═══ Excerpted records ═══

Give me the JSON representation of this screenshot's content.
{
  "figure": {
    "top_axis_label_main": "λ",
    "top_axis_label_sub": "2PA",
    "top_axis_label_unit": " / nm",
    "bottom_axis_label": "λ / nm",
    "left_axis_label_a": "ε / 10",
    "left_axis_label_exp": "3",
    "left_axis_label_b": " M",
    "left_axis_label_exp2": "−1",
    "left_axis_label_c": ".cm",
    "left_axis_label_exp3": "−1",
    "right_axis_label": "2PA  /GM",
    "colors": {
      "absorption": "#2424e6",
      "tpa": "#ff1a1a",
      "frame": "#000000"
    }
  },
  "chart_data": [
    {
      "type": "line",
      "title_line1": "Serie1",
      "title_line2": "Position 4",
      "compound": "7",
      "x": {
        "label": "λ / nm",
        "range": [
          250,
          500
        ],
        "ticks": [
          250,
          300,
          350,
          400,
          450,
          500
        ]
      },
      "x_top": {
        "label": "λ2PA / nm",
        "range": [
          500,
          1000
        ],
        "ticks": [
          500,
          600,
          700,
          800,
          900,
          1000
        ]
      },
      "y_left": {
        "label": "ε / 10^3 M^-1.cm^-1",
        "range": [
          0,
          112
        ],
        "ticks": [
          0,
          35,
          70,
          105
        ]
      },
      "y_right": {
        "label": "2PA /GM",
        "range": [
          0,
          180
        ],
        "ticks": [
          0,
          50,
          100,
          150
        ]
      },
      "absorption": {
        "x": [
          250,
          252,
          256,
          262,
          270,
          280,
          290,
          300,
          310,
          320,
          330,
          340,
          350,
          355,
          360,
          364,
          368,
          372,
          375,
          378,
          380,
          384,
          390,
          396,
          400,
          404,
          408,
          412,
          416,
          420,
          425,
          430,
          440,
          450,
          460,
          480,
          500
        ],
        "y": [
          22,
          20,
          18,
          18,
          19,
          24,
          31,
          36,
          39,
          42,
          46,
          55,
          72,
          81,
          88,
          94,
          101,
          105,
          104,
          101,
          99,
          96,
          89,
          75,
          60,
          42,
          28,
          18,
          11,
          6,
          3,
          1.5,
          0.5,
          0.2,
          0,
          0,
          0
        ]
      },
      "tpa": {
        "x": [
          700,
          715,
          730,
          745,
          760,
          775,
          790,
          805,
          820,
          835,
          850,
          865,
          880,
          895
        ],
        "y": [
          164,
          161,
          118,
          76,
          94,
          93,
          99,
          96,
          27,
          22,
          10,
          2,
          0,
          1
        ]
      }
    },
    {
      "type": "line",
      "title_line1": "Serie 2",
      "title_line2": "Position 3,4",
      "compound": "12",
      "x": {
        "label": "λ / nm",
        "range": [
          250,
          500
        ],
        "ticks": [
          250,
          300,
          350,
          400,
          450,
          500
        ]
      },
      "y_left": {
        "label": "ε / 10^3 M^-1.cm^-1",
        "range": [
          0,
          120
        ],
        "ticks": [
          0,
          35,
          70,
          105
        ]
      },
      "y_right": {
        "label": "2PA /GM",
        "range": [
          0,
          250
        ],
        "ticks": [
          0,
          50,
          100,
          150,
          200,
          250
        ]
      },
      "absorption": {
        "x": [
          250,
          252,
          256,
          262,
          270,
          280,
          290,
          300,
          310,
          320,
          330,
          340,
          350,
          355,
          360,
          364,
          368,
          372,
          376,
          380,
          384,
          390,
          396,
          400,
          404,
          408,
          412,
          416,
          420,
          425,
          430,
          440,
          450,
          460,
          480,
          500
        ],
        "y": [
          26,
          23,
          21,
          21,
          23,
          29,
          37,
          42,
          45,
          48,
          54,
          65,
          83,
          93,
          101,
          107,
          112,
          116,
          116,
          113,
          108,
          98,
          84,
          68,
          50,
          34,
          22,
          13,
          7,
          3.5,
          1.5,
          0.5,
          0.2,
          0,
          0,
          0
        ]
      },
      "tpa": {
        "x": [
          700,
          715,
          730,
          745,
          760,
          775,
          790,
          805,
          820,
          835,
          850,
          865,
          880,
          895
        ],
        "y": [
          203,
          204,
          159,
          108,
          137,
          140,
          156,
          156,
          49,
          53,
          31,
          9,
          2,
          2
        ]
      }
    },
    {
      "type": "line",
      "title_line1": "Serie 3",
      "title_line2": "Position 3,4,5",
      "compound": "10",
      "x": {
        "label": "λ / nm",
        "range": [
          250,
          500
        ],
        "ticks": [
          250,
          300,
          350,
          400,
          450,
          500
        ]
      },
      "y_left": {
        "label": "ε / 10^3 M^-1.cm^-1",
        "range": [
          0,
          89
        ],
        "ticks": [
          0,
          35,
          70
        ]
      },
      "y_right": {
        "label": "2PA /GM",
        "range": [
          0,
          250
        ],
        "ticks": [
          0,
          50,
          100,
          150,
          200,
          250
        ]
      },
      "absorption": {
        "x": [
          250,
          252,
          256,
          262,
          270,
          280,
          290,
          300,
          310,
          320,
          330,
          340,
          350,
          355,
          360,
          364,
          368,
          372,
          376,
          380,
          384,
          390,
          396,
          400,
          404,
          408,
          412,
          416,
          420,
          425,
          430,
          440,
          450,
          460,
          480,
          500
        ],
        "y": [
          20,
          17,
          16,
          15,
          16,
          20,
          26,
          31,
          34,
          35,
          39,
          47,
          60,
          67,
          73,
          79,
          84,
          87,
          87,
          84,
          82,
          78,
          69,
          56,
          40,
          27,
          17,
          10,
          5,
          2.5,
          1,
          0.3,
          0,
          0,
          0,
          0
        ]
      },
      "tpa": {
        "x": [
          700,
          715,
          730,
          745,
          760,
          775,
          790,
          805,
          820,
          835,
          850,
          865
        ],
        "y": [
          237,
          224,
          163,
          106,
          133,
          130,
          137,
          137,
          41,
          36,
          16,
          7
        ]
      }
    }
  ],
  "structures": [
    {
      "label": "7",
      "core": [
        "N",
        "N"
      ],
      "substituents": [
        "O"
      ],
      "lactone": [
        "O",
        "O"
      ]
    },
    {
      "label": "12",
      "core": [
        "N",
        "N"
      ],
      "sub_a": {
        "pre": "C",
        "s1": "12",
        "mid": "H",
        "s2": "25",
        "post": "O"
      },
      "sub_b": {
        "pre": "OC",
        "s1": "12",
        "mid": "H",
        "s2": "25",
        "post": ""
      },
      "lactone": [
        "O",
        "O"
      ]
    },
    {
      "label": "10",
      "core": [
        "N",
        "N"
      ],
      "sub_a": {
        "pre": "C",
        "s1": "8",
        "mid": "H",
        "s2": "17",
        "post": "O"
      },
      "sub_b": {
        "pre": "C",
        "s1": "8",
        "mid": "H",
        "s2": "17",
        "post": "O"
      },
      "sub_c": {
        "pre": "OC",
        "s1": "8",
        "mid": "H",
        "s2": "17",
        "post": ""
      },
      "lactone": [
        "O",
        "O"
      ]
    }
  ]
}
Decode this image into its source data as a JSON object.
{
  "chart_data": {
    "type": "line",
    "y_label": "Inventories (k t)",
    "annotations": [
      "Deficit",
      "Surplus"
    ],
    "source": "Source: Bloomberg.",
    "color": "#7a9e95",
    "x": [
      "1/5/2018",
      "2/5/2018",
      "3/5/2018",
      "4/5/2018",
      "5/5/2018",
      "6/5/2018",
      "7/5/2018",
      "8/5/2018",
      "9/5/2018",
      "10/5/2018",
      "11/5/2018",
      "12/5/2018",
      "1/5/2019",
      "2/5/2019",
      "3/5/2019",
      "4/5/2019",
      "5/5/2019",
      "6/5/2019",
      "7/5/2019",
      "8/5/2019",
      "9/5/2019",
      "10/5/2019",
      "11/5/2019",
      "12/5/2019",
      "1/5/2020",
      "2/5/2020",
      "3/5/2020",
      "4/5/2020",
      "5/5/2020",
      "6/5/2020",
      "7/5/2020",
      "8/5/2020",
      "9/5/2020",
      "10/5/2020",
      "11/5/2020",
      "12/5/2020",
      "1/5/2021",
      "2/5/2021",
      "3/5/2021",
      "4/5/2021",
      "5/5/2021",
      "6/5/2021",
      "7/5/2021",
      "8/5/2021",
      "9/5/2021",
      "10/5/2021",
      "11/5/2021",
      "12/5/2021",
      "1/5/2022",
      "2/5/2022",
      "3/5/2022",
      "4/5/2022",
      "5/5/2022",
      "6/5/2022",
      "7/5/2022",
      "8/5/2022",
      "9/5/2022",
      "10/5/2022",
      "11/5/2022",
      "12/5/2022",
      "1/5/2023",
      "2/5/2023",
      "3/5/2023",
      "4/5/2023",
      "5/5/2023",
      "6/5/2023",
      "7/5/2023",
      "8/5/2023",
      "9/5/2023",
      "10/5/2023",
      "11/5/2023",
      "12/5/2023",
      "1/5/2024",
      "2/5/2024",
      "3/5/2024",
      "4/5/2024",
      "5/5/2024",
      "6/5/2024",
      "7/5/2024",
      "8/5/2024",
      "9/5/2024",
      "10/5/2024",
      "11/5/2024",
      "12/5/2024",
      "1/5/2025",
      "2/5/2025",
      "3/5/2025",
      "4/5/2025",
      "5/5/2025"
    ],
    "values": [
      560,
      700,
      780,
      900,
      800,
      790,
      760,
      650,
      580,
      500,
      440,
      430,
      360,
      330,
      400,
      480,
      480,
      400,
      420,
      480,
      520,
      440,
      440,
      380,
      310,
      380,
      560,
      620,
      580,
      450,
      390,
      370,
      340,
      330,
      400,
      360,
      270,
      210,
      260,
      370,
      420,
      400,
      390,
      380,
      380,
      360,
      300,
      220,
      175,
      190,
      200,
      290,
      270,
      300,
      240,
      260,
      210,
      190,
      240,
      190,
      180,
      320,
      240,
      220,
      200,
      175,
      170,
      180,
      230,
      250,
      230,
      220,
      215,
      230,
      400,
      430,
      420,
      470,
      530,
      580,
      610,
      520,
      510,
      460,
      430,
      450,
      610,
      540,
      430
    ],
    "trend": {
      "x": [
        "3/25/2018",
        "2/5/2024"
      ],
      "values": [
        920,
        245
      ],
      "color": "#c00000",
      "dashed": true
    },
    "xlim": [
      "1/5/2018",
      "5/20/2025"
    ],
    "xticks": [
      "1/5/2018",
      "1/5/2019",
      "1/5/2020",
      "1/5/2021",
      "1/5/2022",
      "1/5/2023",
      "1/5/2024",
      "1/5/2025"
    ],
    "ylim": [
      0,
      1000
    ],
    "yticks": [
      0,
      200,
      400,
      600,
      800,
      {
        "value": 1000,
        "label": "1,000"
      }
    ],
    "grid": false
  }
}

═══

Task directions: Tally the lines of the preceding listing in which the word "Position" appears; state nothing but the total.

Expected answer: 3